» GOAL:
In the listing below, how many lines contain the word "timestamp"? Please respond with the number only.

## begin RECORDS PROVIDED

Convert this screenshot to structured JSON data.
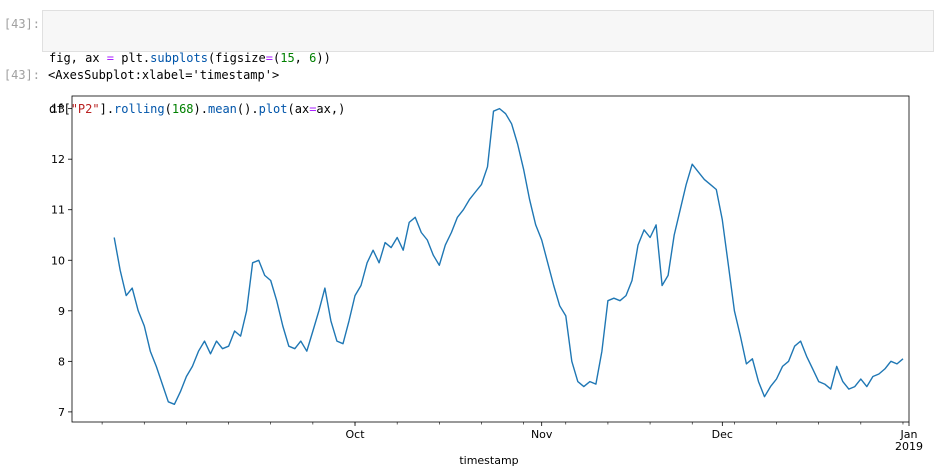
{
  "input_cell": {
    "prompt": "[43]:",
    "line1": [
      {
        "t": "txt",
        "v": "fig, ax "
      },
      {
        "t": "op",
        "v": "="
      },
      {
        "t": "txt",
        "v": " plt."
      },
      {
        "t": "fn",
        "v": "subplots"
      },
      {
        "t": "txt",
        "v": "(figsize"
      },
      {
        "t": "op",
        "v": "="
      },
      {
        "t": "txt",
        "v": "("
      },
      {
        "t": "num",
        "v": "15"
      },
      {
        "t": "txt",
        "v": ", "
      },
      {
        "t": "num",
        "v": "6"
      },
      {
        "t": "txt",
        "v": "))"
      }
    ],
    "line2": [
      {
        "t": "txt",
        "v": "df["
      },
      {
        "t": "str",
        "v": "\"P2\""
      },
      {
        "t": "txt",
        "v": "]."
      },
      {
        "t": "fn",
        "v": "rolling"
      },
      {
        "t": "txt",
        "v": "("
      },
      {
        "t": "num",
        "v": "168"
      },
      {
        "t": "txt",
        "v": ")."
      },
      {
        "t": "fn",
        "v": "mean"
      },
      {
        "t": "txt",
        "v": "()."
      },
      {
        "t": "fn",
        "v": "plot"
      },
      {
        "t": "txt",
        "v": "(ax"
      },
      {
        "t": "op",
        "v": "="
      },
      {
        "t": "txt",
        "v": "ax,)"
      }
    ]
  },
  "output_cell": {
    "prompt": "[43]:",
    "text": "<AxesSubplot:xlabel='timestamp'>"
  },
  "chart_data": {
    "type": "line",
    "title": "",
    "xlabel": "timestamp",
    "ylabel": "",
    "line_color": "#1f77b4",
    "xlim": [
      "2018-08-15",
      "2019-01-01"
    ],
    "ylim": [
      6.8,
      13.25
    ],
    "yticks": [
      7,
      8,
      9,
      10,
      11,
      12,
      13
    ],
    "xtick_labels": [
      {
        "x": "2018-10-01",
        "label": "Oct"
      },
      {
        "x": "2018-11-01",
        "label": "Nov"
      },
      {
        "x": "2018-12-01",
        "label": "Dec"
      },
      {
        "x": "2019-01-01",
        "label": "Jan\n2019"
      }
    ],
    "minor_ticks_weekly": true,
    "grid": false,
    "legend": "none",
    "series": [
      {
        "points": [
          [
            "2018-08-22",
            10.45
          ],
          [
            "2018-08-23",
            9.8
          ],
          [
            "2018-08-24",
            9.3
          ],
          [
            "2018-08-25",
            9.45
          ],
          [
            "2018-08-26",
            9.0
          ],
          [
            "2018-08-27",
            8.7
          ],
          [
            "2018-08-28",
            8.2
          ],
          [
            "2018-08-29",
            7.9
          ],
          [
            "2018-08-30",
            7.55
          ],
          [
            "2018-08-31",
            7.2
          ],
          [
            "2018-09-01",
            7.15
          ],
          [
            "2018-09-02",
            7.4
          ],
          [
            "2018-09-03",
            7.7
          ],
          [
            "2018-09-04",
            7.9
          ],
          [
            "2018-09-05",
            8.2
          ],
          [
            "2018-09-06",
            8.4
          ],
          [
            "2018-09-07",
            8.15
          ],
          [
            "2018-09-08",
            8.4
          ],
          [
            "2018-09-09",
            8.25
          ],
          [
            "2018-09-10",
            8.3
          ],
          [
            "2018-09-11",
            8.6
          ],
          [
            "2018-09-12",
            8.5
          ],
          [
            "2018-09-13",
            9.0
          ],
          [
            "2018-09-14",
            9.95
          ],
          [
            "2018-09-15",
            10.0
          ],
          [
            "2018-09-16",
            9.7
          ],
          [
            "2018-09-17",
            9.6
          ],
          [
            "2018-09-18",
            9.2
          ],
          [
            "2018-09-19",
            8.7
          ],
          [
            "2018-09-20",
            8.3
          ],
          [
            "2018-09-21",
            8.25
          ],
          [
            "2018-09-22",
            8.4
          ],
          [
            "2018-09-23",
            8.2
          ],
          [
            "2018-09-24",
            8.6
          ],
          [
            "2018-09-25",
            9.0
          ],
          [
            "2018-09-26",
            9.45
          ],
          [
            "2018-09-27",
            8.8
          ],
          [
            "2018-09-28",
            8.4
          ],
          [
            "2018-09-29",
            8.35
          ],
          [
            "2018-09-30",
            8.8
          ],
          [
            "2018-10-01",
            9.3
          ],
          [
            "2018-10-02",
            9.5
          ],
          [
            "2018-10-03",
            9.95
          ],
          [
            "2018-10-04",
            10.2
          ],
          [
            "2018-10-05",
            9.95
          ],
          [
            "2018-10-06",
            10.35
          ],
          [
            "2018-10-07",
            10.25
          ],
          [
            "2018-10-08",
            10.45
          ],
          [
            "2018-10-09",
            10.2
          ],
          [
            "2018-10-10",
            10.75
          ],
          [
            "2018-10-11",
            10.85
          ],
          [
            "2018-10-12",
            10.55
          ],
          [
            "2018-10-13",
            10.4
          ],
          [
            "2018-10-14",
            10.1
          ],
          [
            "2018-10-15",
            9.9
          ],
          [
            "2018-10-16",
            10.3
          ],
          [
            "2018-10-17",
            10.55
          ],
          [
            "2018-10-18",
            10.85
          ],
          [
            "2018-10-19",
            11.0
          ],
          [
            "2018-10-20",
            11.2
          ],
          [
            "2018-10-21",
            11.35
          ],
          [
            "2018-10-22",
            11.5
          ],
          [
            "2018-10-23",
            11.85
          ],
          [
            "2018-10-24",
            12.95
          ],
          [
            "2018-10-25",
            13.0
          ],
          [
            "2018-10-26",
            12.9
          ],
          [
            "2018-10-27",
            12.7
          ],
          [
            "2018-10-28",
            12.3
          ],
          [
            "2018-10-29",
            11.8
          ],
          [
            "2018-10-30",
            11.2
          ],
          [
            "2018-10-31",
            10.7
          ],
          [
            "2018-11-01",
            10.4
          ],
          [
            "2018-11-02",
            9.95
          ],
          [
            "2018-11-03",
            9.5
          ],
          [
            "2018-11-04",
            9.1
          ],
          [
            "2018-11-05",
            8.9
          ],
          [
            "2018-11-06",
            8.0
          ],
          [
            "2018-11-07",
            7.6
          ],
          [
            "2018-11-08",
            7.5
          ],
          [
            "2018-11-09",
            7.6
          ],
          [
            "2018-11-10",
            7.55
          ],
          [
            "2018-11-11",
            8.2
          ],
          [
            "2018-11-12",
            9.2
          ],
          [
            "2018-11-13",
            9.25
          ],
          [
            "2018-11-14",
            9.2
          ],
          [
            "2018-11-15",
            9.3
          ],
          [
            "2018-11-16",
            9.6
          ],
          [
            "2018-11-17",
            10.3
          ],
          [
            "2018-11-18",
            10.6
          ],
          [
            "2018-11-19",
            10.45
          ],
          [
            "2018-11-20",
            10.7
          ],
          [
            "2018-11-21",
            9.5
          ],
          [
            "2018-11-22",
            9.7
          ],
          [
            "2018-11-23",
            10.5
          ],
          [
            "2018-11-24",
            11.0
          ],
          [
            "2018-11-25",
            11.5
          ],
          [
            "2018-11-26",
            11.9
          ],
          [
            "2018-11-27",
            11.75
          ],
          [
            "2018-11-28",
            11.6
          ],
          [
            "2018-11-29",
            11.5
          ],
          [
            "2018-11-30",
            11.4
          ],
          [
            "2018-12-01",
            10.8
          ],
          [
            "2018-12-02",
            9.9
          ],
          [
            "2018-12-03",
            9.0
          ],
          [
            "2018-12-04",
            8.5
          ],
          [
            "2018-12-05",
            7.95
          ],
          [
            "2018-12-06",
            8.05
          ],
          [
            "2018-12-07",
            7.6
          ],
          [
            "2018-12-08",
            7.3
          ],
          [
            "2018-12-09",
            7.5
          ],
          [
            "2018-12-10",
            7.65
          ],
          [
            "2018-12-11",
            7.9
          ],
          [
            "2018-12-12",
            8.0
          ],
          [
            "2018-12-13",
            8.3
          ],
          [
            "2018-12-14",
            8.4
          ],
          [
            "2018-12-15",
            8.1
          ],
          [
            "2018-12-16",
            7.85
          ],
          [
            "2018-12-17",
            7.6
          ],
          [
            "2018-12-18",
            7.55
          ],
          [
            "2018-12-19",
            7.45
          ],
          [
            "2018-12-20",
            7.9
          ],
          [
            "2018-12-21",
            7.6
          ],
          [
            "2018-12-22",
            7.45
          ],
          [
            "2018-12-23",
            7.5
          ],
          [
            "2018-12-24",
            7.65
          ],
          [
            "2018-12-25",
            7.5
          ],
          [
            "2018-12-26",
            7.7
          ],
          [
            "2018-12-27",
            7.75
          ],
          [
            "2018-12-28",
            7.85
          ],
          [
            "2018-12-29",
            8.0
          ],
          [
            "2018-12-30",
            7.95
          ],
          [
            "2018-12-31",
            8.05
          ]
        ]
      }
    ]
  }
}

## end RECORDS PROVIDED

» THE SOLUTION:
2